Return a copy of each line that holds the string "Time".

» **Stored data**
====
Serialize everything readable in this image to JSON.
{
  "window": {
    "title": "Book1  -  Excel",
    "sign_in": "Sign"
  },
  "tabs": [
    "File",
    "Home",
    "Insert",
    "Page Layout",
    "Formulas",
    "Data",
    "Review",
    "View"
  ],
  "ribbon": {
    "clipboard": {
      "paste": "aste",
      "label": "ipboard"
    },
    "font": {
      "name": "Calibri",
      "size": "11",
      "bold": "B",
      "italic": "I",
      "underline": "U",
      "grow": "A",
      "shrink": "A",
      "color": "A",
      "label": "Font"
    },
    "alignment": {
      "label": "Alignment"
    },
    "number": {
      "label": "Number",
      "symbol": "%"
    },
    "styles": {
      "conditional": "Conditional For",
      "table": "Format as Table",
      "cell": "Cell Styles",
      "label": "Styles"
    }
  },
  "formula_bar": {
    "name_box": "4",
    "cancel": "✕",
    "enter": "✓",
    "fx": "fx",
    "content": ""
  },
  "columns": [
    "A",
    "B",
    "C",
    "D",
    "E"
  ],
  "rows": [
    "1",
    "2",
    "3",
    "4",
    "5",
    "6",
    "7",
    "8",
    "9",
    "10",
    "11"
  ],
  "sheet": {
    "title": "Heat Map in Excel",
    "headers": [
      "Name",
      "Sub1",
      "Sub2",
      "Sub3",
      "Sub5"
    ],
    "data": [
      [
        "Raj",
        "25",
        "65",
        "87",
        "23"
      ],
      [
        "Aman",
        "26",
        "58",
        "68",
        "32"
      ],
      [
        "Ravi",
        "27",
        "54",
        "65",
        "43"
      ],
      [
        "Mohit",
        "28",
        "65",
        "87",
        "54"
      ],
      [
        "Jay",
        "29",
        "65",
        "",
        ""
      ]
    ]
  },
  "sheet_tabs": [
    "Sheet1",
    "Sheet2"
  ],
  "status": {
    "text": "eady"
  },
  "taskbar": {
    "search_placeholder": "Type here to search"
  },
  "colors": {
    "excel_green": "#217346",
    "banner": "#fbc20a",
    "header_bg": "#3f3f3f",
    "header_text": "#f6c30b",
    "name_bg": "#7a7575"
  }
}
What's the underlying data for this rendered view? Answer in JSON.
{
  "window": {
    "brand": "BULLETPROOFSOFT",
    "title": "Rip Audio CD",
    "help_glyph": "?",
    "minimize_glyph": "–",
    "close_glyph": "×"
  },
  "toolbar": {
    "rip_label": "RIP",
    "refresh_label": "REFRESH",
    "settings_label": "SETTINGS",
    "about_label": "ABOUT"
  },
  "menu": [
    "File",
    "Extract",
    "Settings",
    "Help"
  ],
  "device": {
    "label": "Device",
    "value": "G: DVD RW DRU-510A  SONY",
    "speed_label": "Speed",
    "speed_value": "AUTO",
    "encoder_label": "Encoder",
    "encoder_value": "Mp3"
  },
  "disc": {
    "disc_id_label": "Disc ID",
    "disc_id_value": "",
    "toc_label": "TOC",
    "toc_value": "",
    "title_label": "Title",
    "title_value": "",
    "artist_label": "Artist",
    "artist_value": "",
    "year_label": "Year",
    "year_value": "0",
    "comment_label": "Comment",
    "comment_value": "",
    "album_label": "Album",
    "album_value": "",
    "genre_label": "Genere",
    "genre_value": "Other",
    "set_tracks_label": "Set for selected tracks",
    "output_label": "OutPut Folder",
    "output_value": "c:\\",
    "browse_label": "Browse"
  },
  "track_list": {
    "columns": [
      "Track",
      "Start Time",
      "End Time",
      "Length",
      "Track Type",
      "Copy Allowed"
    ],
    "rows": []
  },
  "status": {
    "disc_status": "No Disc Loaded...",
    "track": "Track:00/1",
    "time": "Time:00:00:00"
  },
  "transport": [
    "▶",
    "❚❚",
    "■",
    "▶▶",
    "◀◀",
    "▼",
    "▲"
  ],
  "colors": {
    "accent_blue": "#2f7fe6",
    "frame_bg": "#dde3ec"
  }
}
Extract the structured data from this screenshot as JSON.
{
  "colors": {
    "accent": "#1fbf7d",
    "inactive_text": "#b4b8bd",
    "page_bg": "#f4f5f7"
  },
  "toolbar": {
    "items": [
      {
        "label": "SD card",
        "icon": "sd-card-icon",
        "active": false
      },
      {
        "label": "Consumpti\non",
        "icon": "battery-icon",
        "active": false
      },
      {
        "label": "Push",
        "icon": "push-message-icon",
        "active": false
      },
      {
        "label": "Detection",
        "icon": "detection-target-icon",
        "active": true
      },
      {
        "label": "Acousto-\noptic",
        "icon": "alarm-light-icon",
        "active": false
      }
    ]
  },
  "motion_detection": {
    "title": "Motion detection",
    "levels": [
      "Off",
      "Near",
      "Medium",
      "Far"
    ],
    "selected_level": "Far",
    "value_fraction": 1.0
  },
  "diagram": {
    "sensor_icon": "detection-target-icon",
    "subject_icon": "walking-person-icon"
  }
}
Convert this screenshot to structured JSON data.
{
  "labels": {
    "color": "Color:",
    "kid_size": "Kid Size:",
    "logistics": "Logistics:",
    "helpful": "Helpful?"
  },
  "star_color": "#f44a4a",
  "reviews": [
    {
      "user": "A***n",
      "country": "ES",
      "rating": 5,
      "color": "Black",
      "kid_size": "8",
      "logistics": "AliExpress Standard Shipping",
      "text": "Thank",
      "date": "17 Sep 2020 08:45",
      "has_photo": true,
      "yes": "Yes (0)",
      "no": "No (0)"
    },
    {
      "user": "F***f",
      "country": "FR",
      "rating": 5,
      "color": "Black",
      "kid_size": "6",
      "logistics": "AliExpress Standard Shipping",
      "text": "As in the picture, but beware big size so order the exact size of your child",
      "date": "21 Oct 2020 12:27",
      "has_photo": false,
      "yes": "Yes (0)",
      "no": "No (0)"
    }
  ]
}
====
» **Complete output**
      "Start Time",
      "End Time",
    "time": "Time:00:00:00"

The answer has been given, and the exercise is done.